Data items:
==========

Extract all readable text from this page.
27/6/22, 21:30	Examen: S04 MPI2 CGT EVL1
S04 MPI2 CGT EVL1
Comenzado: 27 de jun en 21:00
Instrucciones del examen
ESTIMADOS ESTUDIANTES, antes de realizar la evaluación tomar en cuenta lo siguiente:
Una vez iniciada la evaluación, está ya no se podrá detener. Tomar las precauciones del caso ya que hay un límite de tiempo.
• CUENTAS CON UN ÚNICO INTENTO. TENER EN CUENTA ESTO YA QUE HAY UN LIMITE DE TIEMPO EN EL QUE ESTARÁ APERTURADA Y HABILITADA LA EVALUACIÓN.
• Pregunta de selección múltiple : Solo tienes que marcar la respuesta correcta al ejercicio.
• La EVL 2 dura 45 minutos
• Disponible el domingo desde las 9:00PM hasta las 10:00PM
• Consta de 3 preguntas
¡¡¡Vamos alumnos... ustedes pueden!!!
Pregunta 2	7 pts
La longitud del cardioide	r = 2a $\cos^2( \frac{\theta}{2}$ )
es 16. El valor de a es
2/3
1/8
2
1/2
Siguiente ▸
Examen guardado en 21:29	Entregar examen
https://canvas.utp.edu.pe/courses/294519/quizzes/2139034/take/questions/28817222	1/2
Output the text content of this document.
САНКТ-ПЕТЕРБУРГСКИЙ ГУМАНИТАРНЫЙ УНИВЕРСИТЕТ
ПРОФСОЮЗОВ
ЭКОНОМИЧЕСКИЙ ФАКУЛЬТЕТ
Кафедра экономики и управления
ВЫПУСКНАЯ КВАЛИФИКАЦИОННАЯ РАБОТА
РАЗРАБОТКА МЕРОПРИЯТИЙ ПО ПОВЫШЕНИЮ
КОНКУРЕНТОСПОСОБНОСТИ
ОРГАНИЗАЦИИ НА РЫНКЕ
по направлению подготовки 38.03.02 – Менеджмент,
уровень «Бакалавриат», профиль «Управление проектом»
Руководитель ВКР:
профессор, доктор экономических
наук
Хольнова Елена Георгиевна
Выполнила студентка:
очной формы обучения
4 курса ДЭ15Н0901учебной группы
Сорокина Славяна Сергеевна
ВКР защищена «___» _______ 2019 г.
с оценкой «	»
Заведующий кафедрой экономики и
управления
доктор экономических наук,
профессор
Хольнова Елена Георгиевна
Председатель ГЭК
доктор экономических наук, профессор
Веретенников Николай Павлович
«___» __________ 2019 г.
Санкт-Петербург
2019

==========

▶ **Requirement**
Print the material once more, exactly.

▶ **Solution to the exercise**
Extract all readable text from this page.
27/6/22, 21:30	Examen: S04 MPI2 CGT EVL1
S04 MPI2 CGT EVL1
Comenzado: 27 de jun en 21:00
Instrucciones del examen
ESTIMADOS ESTUDIANTES, antes de realizar la evaluación tomar en cuenta lo siguiente:
Una vez iniciada la evaluación, está ya no se podrá detener. Tomar las precauciones del caso ya que hay un límite de tiempo.
• CUENTAS CON UN ÚNICO INTENTO. TENER EN CUENTA ESTO YA QUE HAY UN LIMITE DE TIEMPO EN EL QUE ESTARÁ APERTURADA Y HABILITADA LA EVALUACIÓN.
• Pregunta de selección múltiple : Solo tienes que marcar la respuesta correcta al ejercicio.
• La EVL 2 dura 45 minutos
• Disponible el domingo desde las 9:00PM hasta las 10:00PM
• Consta de 3 preguntas
¡¡¡Vamos alumnos... ustedes pueden!!!
Pregunta 2	7 pts
La longitud del cardioide	r = 2a $\cos^2( \frac{\theta}{2}$ )
es 16. El valor de a es
2/3
1/8
2
1/2
Siguiente ▸
Examen guardado en 21:29	Entregar examen
https://canvas.utp.edu.pe/courses/294519/quizzes/2139034/take/questions/28817222	1/2
Output the text content of this document.
САНКТ-ПЕТЕРБУРГСКИЙ ГУМАНИТАРНЫЙ УНИВЕРСИТЕТ
ПРОФСОЮЗОВ
ЭКОНОМИЧЕСКИЙ ФАКУЛЬТЕТ
Кафедра экономики и управления
ВЫПУСКНАЯ КВАЛИФИКАЦИОННАЯ РАБОТА
РАЗРАБОТКА МЕРОПРИЯТИЙ ПО ПОВЫШЕНИЮ
КОНКУРЕНТОСПОСОБНОСТИ
ОРГАНИЗАЦИИ НА РЫНКЕ
по направлению подготовки 38.03.02 – Менеджмент,
уровень «Бакалавриат», профиль «Управление проектом»
Руководитель ВКР:
профессор, доктор экономических
наук
Хольнова Елена Георгиевна
Выполнила студентка:
очной формы обучения
4 курса ДЭ15Н0901учебной группы
Сорокина Славяна Сергеевна
ВКР защищена «___» _______ 2019 г.
с оценкой «	»
Заведующий кафедрой экономики и
управления
доктор экономических наук,
профессор
Хольнова Елена Георгиевна
Председатель ГЭК
доктор экономических наук, профессор
Веретенников Николай Павлович
«___» __________ 2019 г.
Санкт-Петербург
2019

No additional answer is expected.